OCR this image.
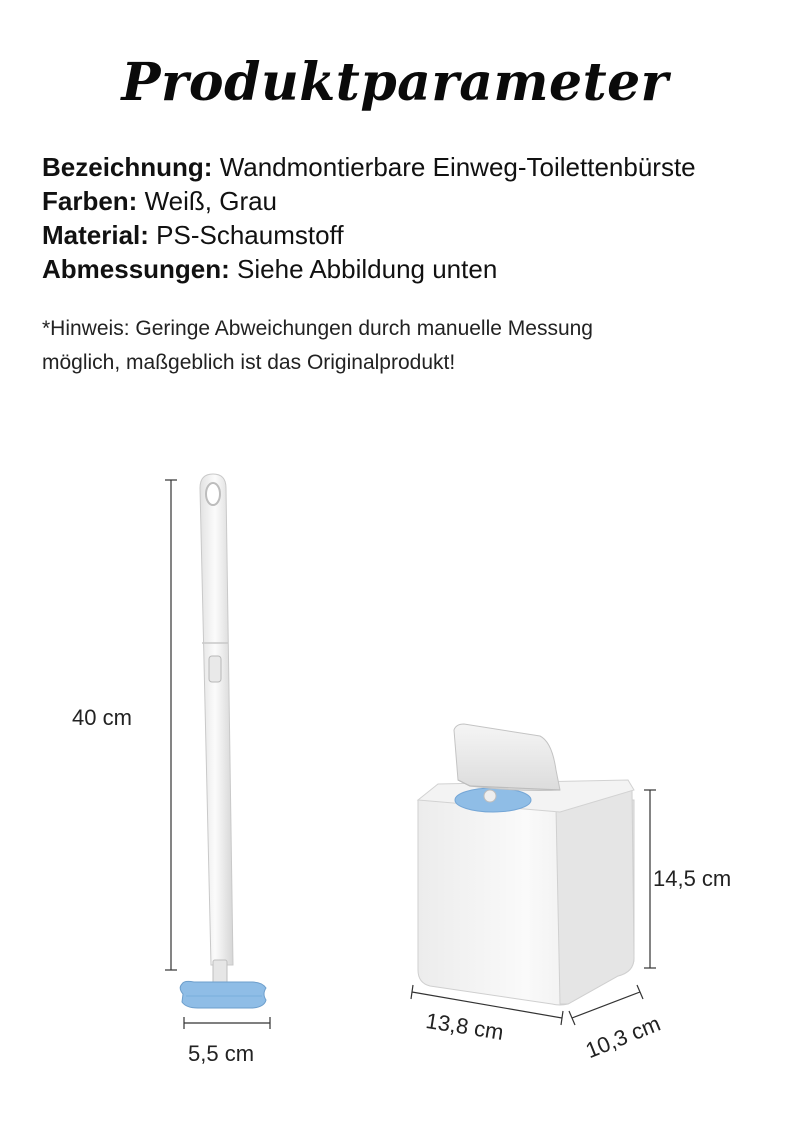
Produktparameter
Bezeichnung: Wandmontierbare Einweg-Toilettenbürste
Farben: Weiß, Grau
Material: PS-Schaumstoff
Abmessungen: Siehe Abbildung unten
*Hinweis: Geringe Abweichungen durch manuelle Messung
möglich, maßgeblich ist das Originalprodukt!
40 cm
5,5 cm
14,5 cm
13,8 cm	10,3 cm
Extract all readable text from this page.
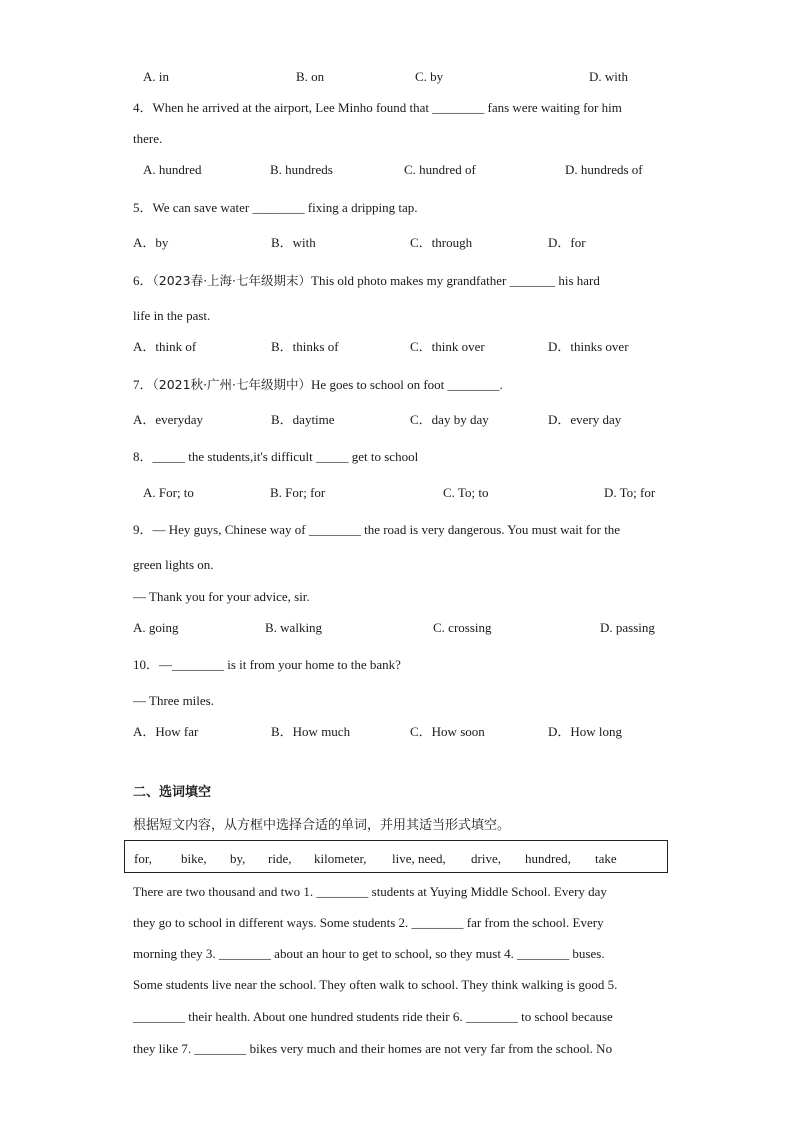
A. in	B. on	C. by	D. with
4．When he arrived at the airport, Lee Minho found that ________ fans were waiting for him
there.
A. hundred	B. hundreds	C. hundred of	D. hundreds of
5．We can save water ________ fixing a dripping tap.
A．by	B．with	C．through	D．for
6．（2023春·上海·七年级期末）This old photo makes my grandfather _______ his hard
life in the past.
A．think of	B．thinks of	C．think over	D．thinks over
7．（2021秋·广州·七年级期中）He goes to school on foot ________.
A．everyday	B．daytime	C．day by day	D．every day
8．_____ the students,it's difficult _____ get to school
A. For; to	B. For; for	C. To; to	D. To; for
9．— Hey guys, Chinese way of ________ the road is very dangerous. You must wait for the
green lights on.
— Thank you for your advice, sir.
A. going	B. walking	C. crossing	D. passing
10．—________ is it from your home to the bank?
— Three miles.
A．How far	B．How much	C．How soon	D．How long
二、选词填空
根据短文内容，从方框中选择合适的单词，并用其适当形式填空。
for, bike, by, ride, kilometer, live, need, drive, hundred, take
There are two thousand and two 1. ________ students at Yuying Middle School. Every day
they go to school in different ways. Some students 2. ________ far from the school. Every
morning they 3. ________ about an hour to get to school, so they must 4. ________ buses.
Some students live near the school. They often walk to school. They think walking is good 5.
________ their health. About one hundred students ride their 6. ________ to school because
they like 7. ________ bikes very much and their homes are not very far from the school. No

****************************************

◆ **Your task**
What comes back should match the records exactly, minus any pictures.

◆ **Exercise answer**
OCR this image.
Produktparameter
Bezeichnung: Wandmontierbare Einweg-Toilettenbürste
Farben: Weiß, Grau
Material: PS-Schaumstoff
Abmessungen: Siehe Abbildung unten
*Hinweis: Geringe Abweichungen durch manuelle Messung
möglich, maßgeblich ist das Originalprodukt!
40 cm
5,5 cm
14,5 cm
13,8 cm	10,3 cm
Extract all readable text from this page.
A. in	B. on	C. by	D. with
4．When he arrived at the airport, Lee Minho found that ________ fans were waiting for him
there.
A. hundred	B. hundreds	C. hundred of	D. hundreds of
5．We can save water ________ fixing a dripping tap.
A．by	B．with	C．through	D．for
6．（2023春·上海·七年级期末）This old photo makes my grandfather _______ his hard
life in the past.
A．think of	B．thinks of	C．think over	D．thinks over
7．（2021秋·广州·七年级期中）He goes to school on foot ________.
A．everyday	B．daytime	C．day by day	D．every day
8．_____ the students,it's difficult _____ get to school
A. For; to	B. For; for	C. To; to	D. To; for
9．— Hey guys, Chinese way of ________ the road is very dangerous. You must wait for the
green lights on.
— Thank you for your advice, sir.
A. going	B. walking	C. crossing	D. passing
10．—________ is it from your home to the bank?
— Three miles.
A．How far	B．How much	C．How soon	D．How long
二、选词填空
根据短文内容，从方框中选择合适的单词，并用其适当形式填空。
for, bike, by, ride, kilometer, live, need, drive, hundred, take
There are two thousand and two 1. ________ students at Yuying Middle School. Every day
they go to school in different ways. Some students 2. ________ far from the school. Every
morning they 3. ________ about an hour to get to school, so they must 4. ________ buses.
Some students live near the school. They often walk to school. They think walking is good 5.
________ their health. About one hundred students ride their 6. ________ to school because
they like 7. ________ bikes very much and their homes are not very far from the school. No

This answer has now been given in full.